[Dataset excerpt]
** Start **

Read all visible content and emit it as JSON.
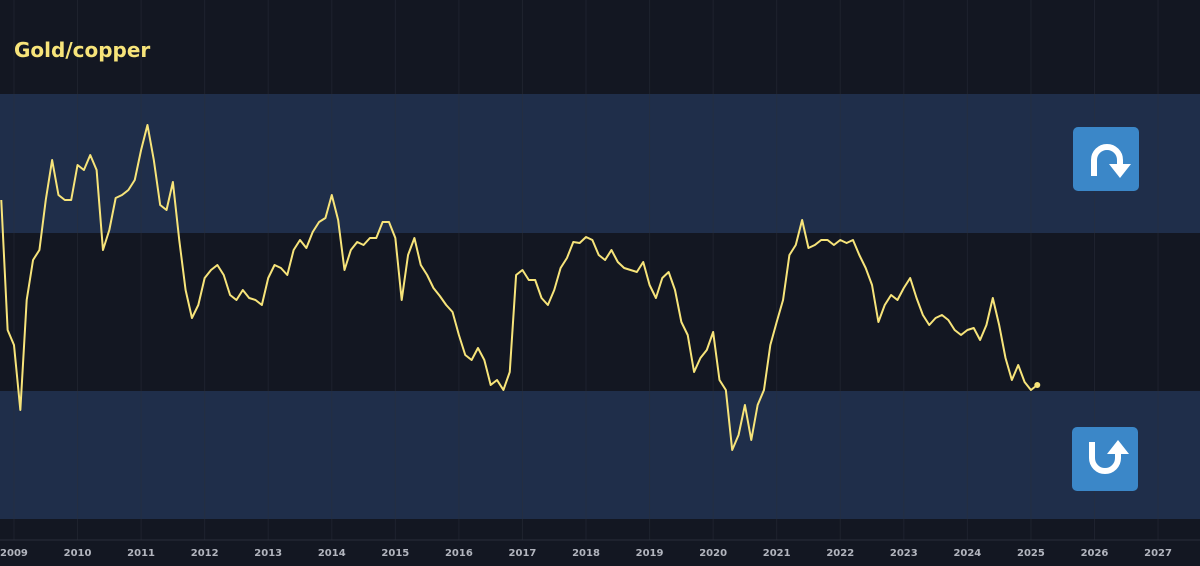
{
  "chart_data": {
    "type": "line",
    "title": "Gold/copper",
    "xlim": [
      2008.78,
      2027.66
    ],
    "xticks": [
      2009,
      2010,
      2011,
      2012,
      2013,
      2014,
      2015,
      2016,
      2017,
      2018,
      2019,
      2020,
      2021,
      2022,
      2023,
      2024,
      2025,
      2026,
      2027
    ],
    "ylim": [
      0,
      540
    ],
    "grid": true,
    "bands": [
      {
        "range": [
          307,
          446
        ],
        "color": "#1f2e4a"
      },
      {
        "range": [
          21,
          149
        ],
        "color": "#1f2e4a"
      }
    ],
    "x": [
      2008.8,
      2008.9,
      2009,
      2009.1,
      2009.2,
      2009.3,
      2009.4,
      2009.5,
      2009.6,
      2009.7,
      2009.8,
      2009.9,
      2010,
      2010.1,
      2010.2,
      2010.3,
      2010.4,
      2010.5,
      2010.6,
      2010.7,
      2010.8,
      2010.9,
      2011,
      2011.1,
      2011.2,
      2011.3,
      2011.4,
      2011.5,
      2011.6,
      2011.7,
      2011.8,
      2011.9,
      2012,
      2012.1,
      2012.2,
      2012.3,
      2012.4,
      2012.5,
      2012.6,
      2012.7,
      2012.8,
      2012.9,
      2013,
      2013.1,
      2013.2,
      2013.3,
      2013.4,
      2013.5,
      2013.6,
      2013.7,
      2013.8,
      2013.9,
      2014,
      2014.1,
      2014.2,
      2014.3,
      2014.4,
      2014.5,
      2014.6,
      2014.7,
      2014.8,
      2014.9,
      2015,
      2015.1,
      2015.2,
      2015.3,
      2015.4,
      2015.5,
      2015.6,
      2015.7,
      2015.8,
      2015.9,
      2016,
      2016.1,
      2016.2,
      2016.3,
      2016.4,
      2016.5,
      2016.6,
      2016.7,
      2016.8,
      2016.9,
      2017,
      2017.1,
      2017.2,
      2017.3,
      2017.4,
      2017.5,
      2017.6,
      2017.7,
      2017.8,
      2017.9,
      2018,
      2018.1,
      2018.2,
      2018.3,
      2018.4,
      2018.5,
      2018.6,
      2018.7,
      2018.8,
      2018.9,
      2019,
      2019.1,
      2019.2,
      2019.3,
      2019.4,
      2019.5,
      2019.6,
      2019.7,
      2019.8,
      2019.9,
      2020,
      2020.1,
      2020.2,
      2020.3,
      2020.4,
      2020.5,
      2020.6,
      2020.7,
      2020.8,
      2020.9,
      2021,
      2021.1,
      2021.2,
      2021.3,
      2021.4,
      2021.5,
      2021.6,
      2021.7,
      2021.8,
      2021.9,
      2022,
      2022.1,
      2022.2,
      2022.3,
      2022.4,
      2022.5,
      2022.6,
      2022.7,
      2022.8,
      2022.9,
      2023,
      2023.1,
      2023.2,
      2023.3,
      2023.4,
      2023.5,
      2023.6,
      2023.7,
      2023.8,
      2023.9,
      2024,
      2024.1,
      2024.2,
      2024.3,
      2024.4,
      2024.5,
      2024.6,
      2024.7,
      2024.8,
      2024.9,
      2025,
      2025.1
    ],
    "series": [
      {
        "color": "#f7e47a",
        "values": [
          340,
          210,
          195,
          130,
          240,
          280,
          290,
          340,
          380,
          345,
          340,
          340,
          375,
          370,
          385,
          370,
          290,
          310,
          342,
          345,
          350,
          360,
          390,
          415,
          380,
          335,
          330,
          358,
          300,
          250,
          222,
          235,
          262,
          270,
          275,
          265,
          245,
          240,
          250,
          242,
          240,
          235,
          262,
          275,
          272,
          265,
          290,
          300,
          292,
          308,
          318,
          322,
          345,
          320,
          270,
          290,
          298,
          295,
          302,
          302,
          318,
          318,
          302,
          240,
          285,
          302,
          275,
          265,
          252,
          244,
          235,
          228,
          205,
          185,
          180,
          192,
          180,
          155,
          160,
          150,
          168,
          265,
          270,
          260,
          260,
          242,
          235,
          250,
          272,
          282,
          298,
          297,
          303,
          300,
          285,
          280,
          290,
          278,
          272,
          270,
          268,
          278,
          255,
          242,
          262,
          268,
          250,
          218,
          205,
          168,
          182,
          190,
          208,
          160,
          150,
          90,
          105,
          135,
          100,
          135,
          150,
          195,
          218,
          240,
          285,
          295,
          320,
          292,
          295,
          300,
          300,
          295,
          300,
          297,
          300,
          285,
          272,
          255,
          218,
          235,
          245,
          240,
          252,
          262,
          242,
          225,
          215,
          222,
          225,
          220,
          210,
          205,
          210,
          212,
          200,
          215,
          242,
          215,
          182,
          160,
          175,
          158,
          150,
          155
        ]
      }
    ]
  }
}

** End **

Retype every record above exactly as written, but leave out the pictures.

Read all visible content and emit it as JSON.
{
  "chart_data": {
    "type": "line",
    "title": "Gold/copper",
    "xlim": [
      2008.78,
      2027.66
    ],
    "xticks": [
      2009,
      2010,
      2011,
      2012,
      2013,
      2014,
      2015,
      2016,
      2017,
      2018,
      2019,
      2020,
      2021,
      2022,
      2023,
      2024,
      2025,
      2026,
      2027
    ],
    "ylim": [
      0,
      540
    ],
    "grid": true,
    "bands": [
      {
        "range": [
          307,
          446
        ],
        "color": "#1f2e4a"
      },
      {
        "range": [
          21,
          149
        ],
        "color": "#1f2e4a"
      }
    ],
    "x": [
      2008.8,
      2008.9,
      2009,
      2009.1,
      2009.2,
      2009.3,
      2009.4,
      2009.5,
      2009.6,
      2009.7,
      2009.8,
      2009.9,
      2010,
      2010.1,
      2010.2,
      2010.3,
      2010.4,
      2010.5,
      2010.6,
      2010.7,
      2010.8,
      2010.9,
      2011,
      2011.1,
      2011.2,
      2011.3,
      2011.4,
      2011.5,
      2011.6,
      2011.7,
      2011.8,
      2011.9,
      2012,
      2012.1,
      2012.2,
      2012.3,
      2012.4,
      2012.5,
      2012.6,
      2012.7,
      2012.8,
      2012.9,
      2013,
      2013.1,
      2013.2,
      2013.3,
      2013.4,
      2013.5,
      2013.6,
      2013.7,
      2013.8,
      2013.9,
      2014,
      2014.1,
      2014.2,
      2014.3,
      2014.4,
      2014.5,
      2014.6,
      2014.7,
      2014.8,
      2014.9,
      2015,
      2015.1,
      2015.2,
      2015.3,
      2015.4,
      2015.5,
      2015.6,
      2015.7,
      2015.8,
      2015.9,
      2016,
      2016.1,
      2016.2,
      2016.3,
      2016.4,
      2016.5,
      2016.6,
      2016.7,
      2016.8,
      2016.9,
      2017,
      2017.1,
      2017.2,
      2017.3,
      2017.4,
      2017.5,
      2017.6,
      2017.7,
      2017.8,
      2017.9,
      2018,
      2018.1,
      2018.2,
      2018.3,
      2018.4,
      2018.5,
      2018.6,
      2018.7,
      2018.8,
      2018.9,
      2019,
      2019.1,
      2019.2,
      2019.3,
      2019.4,
      2019.5,
      2019.6,
      2019.7,
      2019.8,
      2019.9,
      2020,
      2020.1,
      2020.2,
      2020.3,
      2020.4,
      2020.5,
      2020.6,
      2020.7,
      2020.8,
      2020.9,
      2021,
      2021.1,
      2021.2,
      2021.3,
      2021.4,
      2021.5,
      2021.6,
      2021.7,
      2021.8,
      2021.9,
      2022,
      2022.1,
      2022.2,
      2022.3,
      2022.4,
      2022.5,
      2022.6,
      2022.7,
      2022.8,
      2022.9,
      2023,
      2023.1,
      2023.2,
      2023.3,
      2023.4,
      2023.5,
      2023.6,
      2023.7,
      2023.8,
      2023.9,
      2024,
      2024.1,
      2024.2,
      2024.3,
      2024.4,
      2024.5,
      2024.6,
      2024.7,
      2024.8,
      2024.9,
      2025,
      2025.1
    ],
    "series": [
      {
        "color": "#f7e47a",
        "values": [
          340,
          210,
          195,
          130,
          240,
          280,
          290,
          340,
          380,
          345,
          340,
          340,
          375,
          370,
          385,
          370,
          290,
          310,
          342,
          345,
          350,
          360,
          390,
          415,
          380,
          335,
          330,
          358,
          300,
          250,
          222,
          235,
          262,
          270,
          275,
          265,
          245,
          240,
          250,
          242,
          240,
          235,
          262,
          275,
          272,
          265,
          290,
          300,
          292,
          308,
          318,
          322,
          345,
          320,
          270,
          290,
          298,
          295,
          302,
          302,
          318,
          318,
          302,
          240,
          285,
          302,
          275,
          265,
          252,
          244,
          235,
          228,
          205,
          185,
          180,
          192,
          180,
          155,
          160,
          150,
          168,
          265,
          270,
          260,
          260,
          242,
          235,
          250,
          272,
          282,
          298,
          297,
          303,
          300,
          285,
          280,
          290,
          278,
          272,
          270,
          268,
          278,
          255,
          242,
          262,
          268,
          250,
          218,
          205,
          168,
          182,
          190,
          208,
          160,
          150,
          90,
          105,
          135,
          100,
          135,
          150,
          195,
          218,
          240,
          285,
          295,
          320,
          292,
          295,
          300,
          300,
          295,
          300,
          297,
          300,
          285,
          272,
          255,
          218,
          235,
          245,
          240,
          252,
          262,
          242,
          225,
          215,
          222,
          225,
          220,
          210,
          205,
          210,
          212,
          200,
          215,
          242,
          215,
          182,
          160,
          175,
          158,
          150,
          155
        ]
      }
    ]
  }
}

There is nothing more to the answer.